WRITTEN TASK: Leave out the images; return the rest of the data exactly.

DATA LINES:

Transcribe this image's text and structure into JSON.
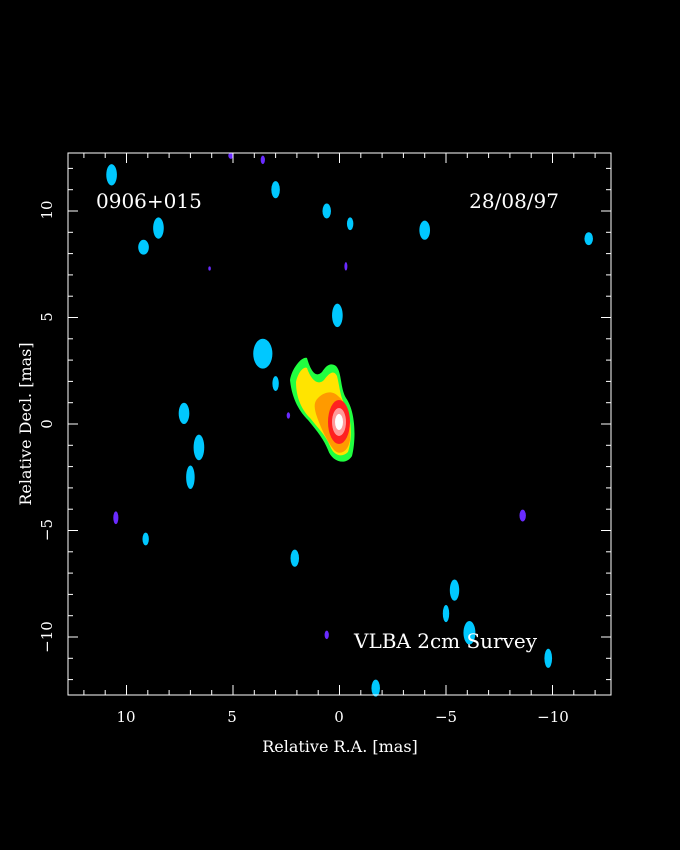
{
  "source_name": "0906+015",
  "obs_date": "28/08/97",
  "survey": "VLBA 2cm Survey",
  "axes": {
    "xlabel": "Relative R.A. [mas]",
    "ylabel": "Relative Decl. [mas]",
    "x_range": [
      12.8,
      -12.8
    ],
    "y_range": [
      -12.8,
      12.8
    ],
    "x_ticks": [
      10,
      5,
      0,
      -5,
      -10
    ],
    "x_tick_labels": [
      "10",
      "5",
      "0",
      "−5",
      "−10"
    ],
    "y_ticks": [
      10,
      5,
      0,
      -5,
      -10
    ],
    "y_tick_labels": [
      "10",
      "5",
      "0",
      "−5",
      "−10"
    ]
  },
  "colors": {
    "background": "#000000",
    "frame": "#ffffff",
    "noise": "#00c8ff",
    "noise_dim": "#2a5cff",
    "faint": "#6a2bff",
    "low": "#00ff60",
    "mid": "#ffff00",
    "high": "#ff8800",
    "peak": "#ff0000",
    "core": "#ffffff"
  },
  "noise_blobs": [
    [
      10.7,
      11.7,
      0.25,
      0.5
    ],
    [
      8.5,
      9.2,
      0.25,
      0.5
    ],
    [
      9.2,
      8.3,
      0.25,
      0.35
    ],
    [
      3.0,
      11.0,
      0.2,
      0.4
    ],
    [
      0.6,
      10.0,
      0.2,
      0.35
    ],
    [
      -0.5,
      9.4,
      0.15,
      0.3
    ],
    [
      -4.0,
      9.1,
      0.25,
      0.45
    ],
    [
      -11.7,
      8.7,
      0.2,
      0.3
    ],
    [
      0.1,
      5.1,
      0.25,
      0.55
    ],
    [
      3.6,
      3.3,
      0.45,
      0.7
    ],
    [
      3.0,
      1.9,
      0.15,
      0.35
    ],
    [
      7.3,
      0.5,
      0.25,
      0.5
    ],
    [
      6.6,
      -1.1,
      0.25,
      0.6
    ],
    [
      7.0,
      -2.5,
      0.2,
      0.55
    ],
    [
      9.1,
      -5.4,
      0.15,
      0.3
    ],
    [
      2.1,
      -6.3,
      0.2,
      0.4
    ],
    [
      -5.4,
      -7.8,
      0.22,
      0.5
    ],
    [
      -5.0,
      -8.9,
      0.15,
      0.4
    ],
    [
      -6.1,
      -9.8,
      0.28,
      0.55
    ],
    [
      -9.8,
      -11.0,
      0.18,
      0.45
    ],
    [
      -1.7,
      -12.4,
      0.2,
      0.4
    ]
  ],
  "faint_blobs": [
    [
      10.5,
      -4.4,
      0.12,
      0.3
    ],
    [
      -8.6,
      -4.3,
      0.15,
      0.28
    ],
    [
      0.6,
      -9.9,
      0.1,
      0.2
    ],
    [
      3.6,
      12.4,
      0.1,
      0.2
    ],
    [
      5.1,
      12.6,
      0.12,
      0.15
    ],
    [
      6.1,
      7.3,
      0.06,
      0.1
    ],
    [
      -0.3,
      7.4,
      0.07,
      0.2
    ],
    [
      2.4,
      0.4,
      0.08,
      0.15
    ]
  ]
}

SOLUTION FOR THIS TASK:
Transcribe this image's text and structure into JSON.
{
  "source_name": "0906+015",
  "obs_date": "28/08/97",
  "survey": "VLBA 2cm Survey",
  "axes": {
    "xlabel": "Relative R.A. [mas]",
    "ylabel": "Relative Decl. [mas]",
    "x_range": [
      12.8,
      -12.8
    ],
    "y_range": [
      -12.8,
      12.8
    ],
    "x_ticks": [
      10,
      5,
      0,
      -5,
      -10
    ],
    "x_tick_labels": [
      "10",
      "5",
      "0",
      "−5",
      "−10"
    ],
    "y_ticks": [
      10,
      5,
      0,
      -5,
      -10
    ],
    "y_tick_labels": [
      "10",
      "5",
      "0",
      "−5",
      "−10"
    ]
  },
  "colors": {
    "background": "#000000",
    "frame": "#ffffff",
    "noise": "#00c8ff",
    "noise_dim": "#2a5cff",
    "faint": "#6a2bff",
    "low": "#00ff60",
    "mid": "#ffff00",
    "high": "#ff8800",
    "peak": "#ff0000",
    "core": "#ffffff"
  },
  "noise_blobs": [
    [
      10.7,
      11.7,
      0.25,
      0.5
    ],
    [
      8.5,
      9.2,
      0.25,
      0.5
    ],
    [
      9.2,
      8.3,
      0.25,
      0.35
    ],
    [
      3.0,
      11.0,
      0.2,
      0.4
    ],
    [
      0.6,
      10.0,
      0.2,
      0.35
    ],
    [
      -0.5,
      9.4,
      0.15,
      0.3
    ],
    [
      -4.0,
      9.1,
      0.25,
      0.45
    ],
    [
      -11.7,
      8.7,
      0.2,
      0.3
    ],
    [
      0.1,
      5.1,
      0.25,
      0.55
    ],
    [
      3.6,
      3.3,
      0.45,
      0.7
    ],
    [
      3.0,
      1.9,
      0.15,
      0.35
    ],
    [
      7.3,
      0.5,
      0.25,
      0.5
    ],
    [
      6.6,
      -1.1,
      0.25,
      0.6
    ],
    [
      7.0,
      -2.5,
      0.2,
      0.55
    ],
    [
      9.1,
      -5.4,
      0.15,
      0.3
    ],
    [
      2.1,
      -6.3,
      0.2,
      0.4
    ],
    [
      -5.4,
      -7.8,
      0.22,
      0.5
    ],
    [
      -5.0,
      -8.9,
      0.15,
      0.4
    ],
    [
      -6.1,
      -9.8,
      0.28,
      0.55
    ],
    [
      -9.8,
      -11.0,
      0.18,
      0.45
    ],
    [
      -1.7,
      -12.4,
      0.2,
      0.4
    ]
  ],
  "faint_blobs": [
    [
      10.5,
      -4.4,
      0.12,
      0.3
    ],
    [
      -8.6,
      -4.3,
      0.15,
      0.28
    ],
    [
      0.6,
      -9.9,
      0.1,
      0.2
    ],
    [
      3.6,
      12.4,
      0.1,
      0.2
    ],
    [
      5.1,
      12.6,
      0.12,
      0.15
    ],
    [
      6.1,
      7.3,
      0.06,
      0.1
    ],
    [
      -0.3,
      7.4,
      0.07,
      0.2
    ],
    [
      2.4,
      0.4,
      0.08,
      0.15
    ]
  ]
}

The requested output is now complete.